* [Material to process]:
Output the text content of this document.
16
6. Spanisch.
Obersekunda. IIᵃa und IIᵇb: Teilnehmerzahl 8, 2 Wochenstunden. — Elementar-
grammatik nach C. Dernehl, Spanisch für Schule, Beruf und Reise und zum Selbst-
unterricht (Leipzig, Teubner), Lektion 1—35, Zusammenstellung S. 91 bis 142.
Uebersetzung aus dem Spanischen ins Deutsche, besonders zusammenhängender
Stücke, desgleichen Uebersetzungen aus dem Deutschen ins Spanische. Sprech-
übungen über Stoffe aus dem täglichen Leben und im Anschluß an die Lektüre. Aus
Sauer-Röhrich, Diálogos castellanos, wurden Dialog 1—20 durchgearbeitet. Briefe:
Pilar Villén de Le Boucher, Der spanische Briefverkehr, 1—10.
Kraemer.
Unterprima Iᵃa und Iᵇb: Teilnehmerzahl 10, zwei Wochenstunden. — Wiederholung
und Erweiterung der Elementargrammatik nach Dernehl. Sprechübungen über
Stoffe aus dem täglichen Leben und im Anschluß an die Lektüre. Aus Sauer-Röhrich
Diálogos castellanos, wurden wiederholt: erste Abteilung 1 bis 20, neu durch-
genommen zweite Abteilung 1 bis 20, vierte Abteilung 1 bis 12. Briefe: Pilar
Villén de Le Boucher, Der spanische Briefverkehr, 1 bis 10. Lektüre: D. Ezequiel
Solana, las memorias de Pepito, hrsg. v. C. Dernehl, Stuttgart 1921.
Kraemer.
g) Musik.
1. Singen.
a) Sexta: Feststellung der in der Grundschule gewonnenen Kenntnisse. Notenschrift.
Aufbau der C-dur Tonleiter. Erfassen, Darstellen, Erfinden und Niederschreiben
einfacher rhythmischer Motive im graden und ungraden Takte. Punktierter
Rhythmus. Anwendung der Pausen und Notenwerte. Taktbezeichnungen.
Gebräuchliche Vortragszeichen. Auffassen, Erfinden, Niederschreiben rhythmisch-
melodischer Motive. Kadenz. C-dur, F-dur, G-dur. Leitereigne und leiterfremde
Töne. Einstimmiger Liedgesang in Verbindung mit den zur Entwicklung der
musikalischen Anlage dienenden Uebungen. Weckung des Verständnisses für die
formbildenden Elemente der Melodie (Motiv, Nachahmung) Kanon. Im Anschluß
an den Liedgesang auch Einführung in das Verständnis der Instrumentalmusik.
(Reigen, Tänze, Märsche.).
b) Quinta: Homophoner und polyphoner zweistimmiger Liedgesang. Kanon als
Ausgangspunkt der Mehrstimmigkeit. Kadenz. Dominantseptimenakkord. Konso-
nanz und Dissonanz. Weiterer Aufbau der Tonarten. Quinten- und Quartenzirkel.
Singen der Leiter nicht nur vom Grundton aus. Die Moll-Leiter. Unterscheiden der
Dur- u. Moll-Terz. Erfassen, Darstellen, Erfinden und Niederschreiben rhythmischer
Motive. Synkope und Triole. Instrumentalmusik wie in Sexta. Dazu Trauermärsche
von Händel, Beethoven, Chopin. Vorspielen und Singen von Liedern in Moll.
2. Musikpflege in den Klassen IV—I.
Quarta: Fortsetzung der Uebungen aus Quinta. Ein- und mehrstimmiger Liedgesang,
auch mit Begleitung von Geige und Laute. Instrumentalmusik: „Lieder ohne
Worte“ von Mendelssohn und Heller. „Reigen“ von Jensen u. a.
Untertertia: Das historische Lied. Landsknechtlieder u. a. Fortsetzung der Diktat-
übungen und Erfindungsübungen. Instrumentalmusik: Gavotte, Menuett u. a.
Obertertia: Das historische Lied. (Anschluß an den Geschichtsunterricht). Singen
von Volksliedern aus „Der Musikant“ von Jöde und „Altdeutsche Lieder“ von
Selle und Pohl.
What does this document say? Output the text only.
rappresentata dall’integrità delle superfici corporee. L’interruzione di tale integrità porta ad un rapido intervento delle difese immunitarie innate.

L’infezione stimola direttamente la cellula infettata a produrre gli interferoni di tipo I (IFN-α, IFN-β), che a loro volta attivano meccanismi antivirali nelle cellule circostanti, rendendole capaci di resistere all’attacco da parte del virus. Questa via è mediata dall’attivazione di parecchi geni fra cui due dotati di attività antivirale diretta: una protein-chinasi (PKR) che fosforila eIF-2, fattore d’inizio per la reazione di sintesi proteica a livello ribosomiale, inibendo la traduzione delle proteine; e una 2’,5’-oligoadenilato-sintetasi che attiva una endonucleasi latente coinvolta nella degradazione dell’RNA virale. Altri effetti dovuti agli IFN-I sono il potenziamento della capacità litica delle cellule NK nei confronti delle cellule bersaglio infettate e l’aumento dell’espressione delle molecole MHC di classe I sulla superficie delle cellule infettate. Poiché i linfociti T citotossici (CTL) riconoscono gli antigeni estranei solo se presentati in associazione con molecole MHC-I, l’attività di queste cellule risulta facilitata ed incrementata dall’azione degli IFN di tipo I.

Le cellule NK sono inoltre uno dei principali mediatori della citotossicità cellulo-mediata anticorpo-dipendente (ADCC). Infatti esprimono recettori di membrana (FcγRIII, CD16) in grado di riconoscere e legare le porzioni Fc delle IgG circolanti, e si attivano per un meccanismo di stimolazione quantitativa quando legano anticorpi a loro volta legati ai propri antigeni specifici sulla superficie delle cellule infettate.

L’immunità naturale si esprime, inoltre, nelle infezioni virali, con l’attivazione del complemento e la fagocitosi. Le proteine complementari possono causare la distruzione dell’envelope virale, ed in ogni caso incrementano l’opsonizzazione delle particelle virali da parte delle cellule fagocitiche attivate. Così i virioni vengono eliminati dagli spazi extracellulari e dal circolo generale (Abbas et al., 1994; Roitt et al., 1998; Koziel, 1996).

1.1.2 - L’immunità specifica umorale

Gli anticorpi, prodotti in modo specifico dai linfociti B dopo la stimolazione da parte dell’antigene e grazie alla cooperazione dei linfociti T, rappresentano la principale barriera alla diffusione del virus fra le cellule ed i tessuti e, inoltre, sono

* [Exercise goal]: Copy every line from the material in which the word "rhythmischer" can be found.

* [Result of this exercise]:
einfacher rhythmischer Motive im graden und ungraden Takte. Punktierter
Dur- u. Moll-Terz. Erfassen, Darstellen, Erfinden und Niederschreiben rhythmischer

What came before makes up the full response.